Exercise objective:
Set the data down again, exactly as it reads, but without the pictures.

* Start Provided data *

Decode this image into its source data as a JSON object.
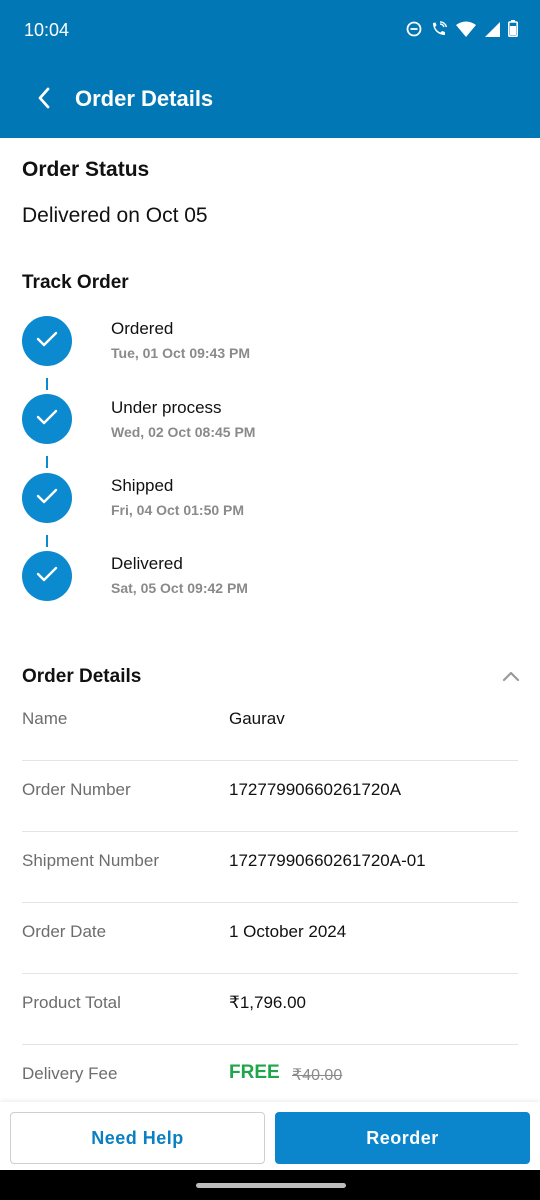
{
  "status_bar": {
    "time": "10:04",
    "icons": [
      "do-not-disturb-icon",
      "wifi-calling-icon",
      "wifi-icon",
      "signal-icon",
      "battery-icon"
    ]
  },
  "app_bar": {
    "title": "Order Details",
    "back_icon": "chevron-left-icon"
  },
  "order_status": {
    "title": "Order Status",
    "delivered_text": "Delivered on Oct 05"
  },
  "track": {
    "title": "Track Order",
    "steps": [
      {
        "label": "Ordered",
        "time": "Tue, 01 Oct 09:43 PM"
      },
      {
        "label": "Under process",
        "time": "Wed, 02 Oct 08:45 PM"
      },
      {
        "label": "Shipped",
        "time": "Fri, 04 Oct 01:50 PM"
      },
      {
        "label": "Delivered",
        "time": "Sat, 05 Oct 09:42 PM"
      }
    ]
  },
  "details": {
    "title": "Order Details",
    "rows": [
      {
        "label": "Name",
        "value": "Gaurav"
      },
      {
        "label": "Order Number",
        "value": "17277990660261720A"
      },
      {
        "label": "Shipment Number",
        "value": "17277990660261720A-01"
      },
      {
        "label": "Order Date",
        "value": "1 October 2024"
      },
      {
        "label": "Product Total",
        "value": "₹1,796.00"
      }
    ],
    "delivery_fee": {
      "label": "Delivery Fee",
      "value": "FREE",
      "original": "₹40.00"
    }
  },
  "actions": {
    "help_label": "Need Help",
    "reorder_label": "Reorder"
  },
  "colors": {
    "primary": "#0277b5",
    "accent": "#0b8ad0",
    "free_green": "#1fa64a"
  }
}
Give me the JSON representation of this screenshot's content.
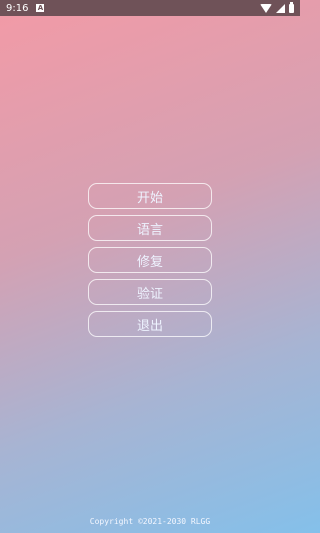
{
  "statusbar": {
    "time": "9:16",
    "notification_glyph": "A",
    "icons": [
      "wifi-icon",
      "signal-icon",
      "battery-icon"
    ]
  },
  "menu": {
    "items": [
      {
        "label": "开始"
      },
      {
        "label": "语言"
      },
      {
        "label": "修复"
      },
      {
        "label": "验证"
      },
      {
        "label": "退出"
      }
    ]
  },
  "footer": {
    "copyright": "Copyright ©2021-2030 RLGG"
  },
  "colors": {
    "gradient_start": "#f39aa6",
    "gradient_end": "#84c0ea",
    "statusbar": "#6f5258",
    "button_border": "#ffffff"
  }
}
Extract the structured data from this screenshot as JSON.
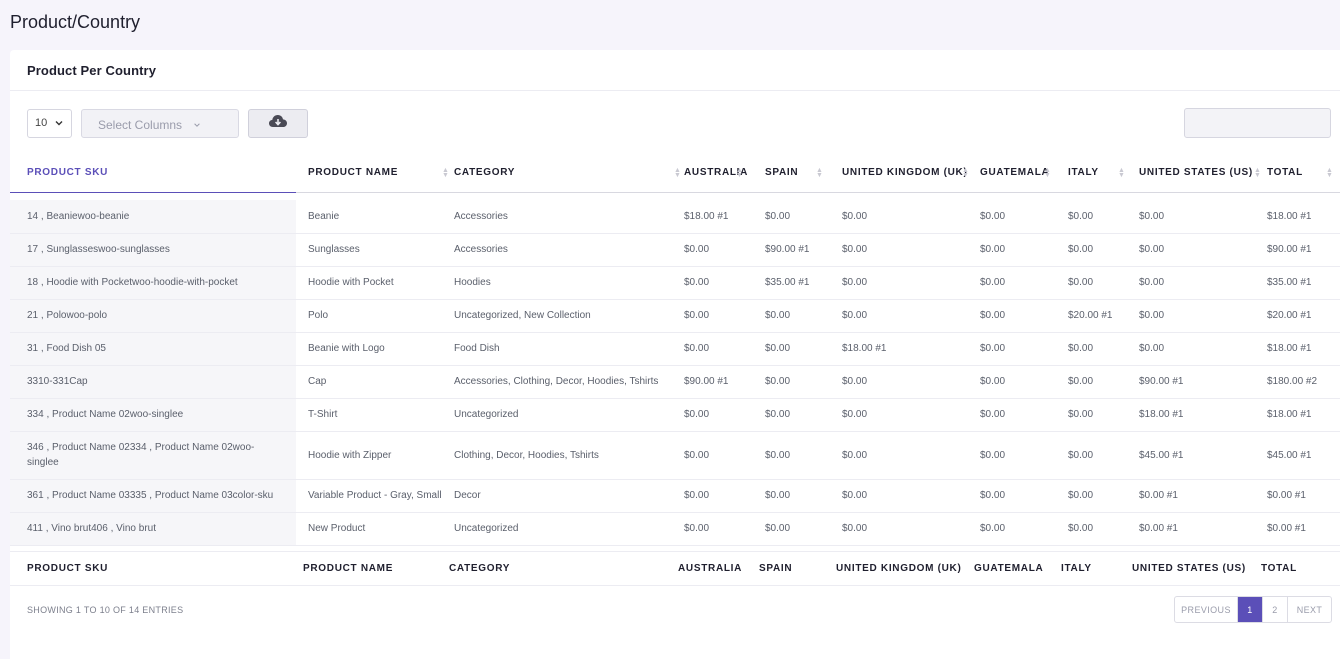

* End Provided data *

Finished answer:
Decode this image into its source data as a JSON object.
{
  "status_bar": {
    "time": "10:04",
    "icons": [
      "do-not-disturb-icon",
      "wifi-calling-icon",
      "wifi-icon",
      "signal-icon",
      "battery-icon"
    ]
  },
  "app_bar": {
    "title": "Order Details",
    "back_icon": "chevron-left-icon"
  },
  "order_status": {
    "title": "Order Status",
    "delivered_text": "Delivered on Oct 05"
  },
  "track": {
    "title": "Track Order",
    "steps": [
      {
        "label": "Ordered",
        "time": "Tue, 01 Oct 09:43 PM"
      },
      {
        "label": "Under process",
        "time": "Wed, 02 Oct 08:45 PM"
      },
      {
        "label": "Shipped",
        "time": "Fri, 04 Oct 01:50 PM"
      },
      {
        "label": "Delivered",
        "time": "Sat, 05 Oct 09:42 PM"
      }
    ]
  },
  "details": {
    "title": "Order Details",
    "rows": [
      {
        "label": "Name",
        "value": "Gaurav"
      },
      {
        "label": "Order Number",
        "value": "17277990660261720A"
      },
      {
        "label": "Shipment Number",
        "value": "17277990660261720A-01"
      },
      {
        "label": "Order Date",
        "value": "1 October 2024"
      },
      {
        "label": "Product Total",
        "value": "₹1,796.00"
      }
    ],
    "delivery_fee": {
      "label": "Delivery Fee",
      "value": "FREE",
      "original": "₹40.00"
    }
  },
  "actions": {
    "help_label": "Need Help",
    "reorder_label": "Reorder"
  },
  "colors": {
    "primary": "#0277b5",
    "accent": "#0b8ad0",
    "free_green": "#1fa64a"
  }
}
Give me the JSON representation of this screenshot's content.
{
  "statusbar": {
    "time": "9:16",
    "notification_glyph": "A",
    "icons": [
      "wifi-icon",
      "signal-icon",
      "battery-icon"
    ]
  },
  "menu": {
    "items": [
      {
        "label": "开始"
      },
      {
        "label": "语言"
      },
      {
        "label": "修复"
      },
      {
        "label": "验证"
      },
      {
        "label": "退出"
      }
    ]
  },
  "footer": {
    "copyright": "Copyright ©2021-2030 RLGG"
  },
  "colors": {
    "gradient_start": "#f39aa6",
    "gradient_end": "#84c0ea",
    "statusbar": "#6f5258",
    "button_border": "#ffffff"
  }
}
Extract the structured data from this screenshot as JSON.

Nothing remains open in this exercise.